--- EXERCISE INSTRUCTIONS ---
Output the data exactly, with every line intact.

### SUPPLIED DATA ###

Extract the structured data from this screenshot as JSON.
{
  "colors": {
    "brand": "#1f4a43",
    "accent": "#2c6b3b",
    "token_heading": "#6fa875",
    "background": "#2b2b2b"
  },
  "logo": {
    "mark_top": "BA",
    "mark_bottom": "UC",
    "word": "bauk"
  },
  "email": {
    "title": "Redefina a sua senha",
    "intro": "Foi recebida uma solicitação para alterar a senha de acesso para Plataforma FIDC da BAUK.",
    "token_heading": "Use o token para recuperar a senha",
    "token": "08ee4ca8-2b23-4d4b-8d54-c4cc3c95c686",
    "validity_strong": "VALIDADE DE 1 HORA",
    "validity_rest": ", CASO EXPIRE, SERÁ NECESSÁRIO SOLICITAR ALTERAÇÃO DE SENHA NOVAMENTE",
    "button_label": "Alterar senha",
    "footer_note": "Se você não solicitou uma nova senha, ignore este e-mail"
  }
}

###

--- OUTPUT ---
Extract the structured data from this screenshot as JSON.
{
  "colors": {
    "brand": "#1f4a43",
    "accent": "#2c6b3b",
    "token_heading": "#6fa875",
    "background": "#2b2b2b"
  },
  "logo": {
    "mark_top": "BA",
    "mark_bottom": "UC",
    "word": "bauk"
  },
  "email": {
    "title": "Redefina a sua senha",
    "intro": "Foi recebida uma solicitação para alterar a senha de acesso para Plataforma FIDC da BAUK.",
    "token_heading": "Use o token para recuperar a senha",
    "token": "08ee4ca8-2b23-4d4b-8d54-c4cc3c95c686",
    "validity_strong": "VALIDADE DE 1 HORA",
    "validity_rest": ", CASO EXPIRE, SERÁ NECESSÁRIO SOLICITAR ALTERAÇÃO DE SENHA NOVAMENTE",
    "button_label": "Alterar senha",
    "footer_note": "Se você não solicitou uma nova senha, ignore este e-mail"
  }
}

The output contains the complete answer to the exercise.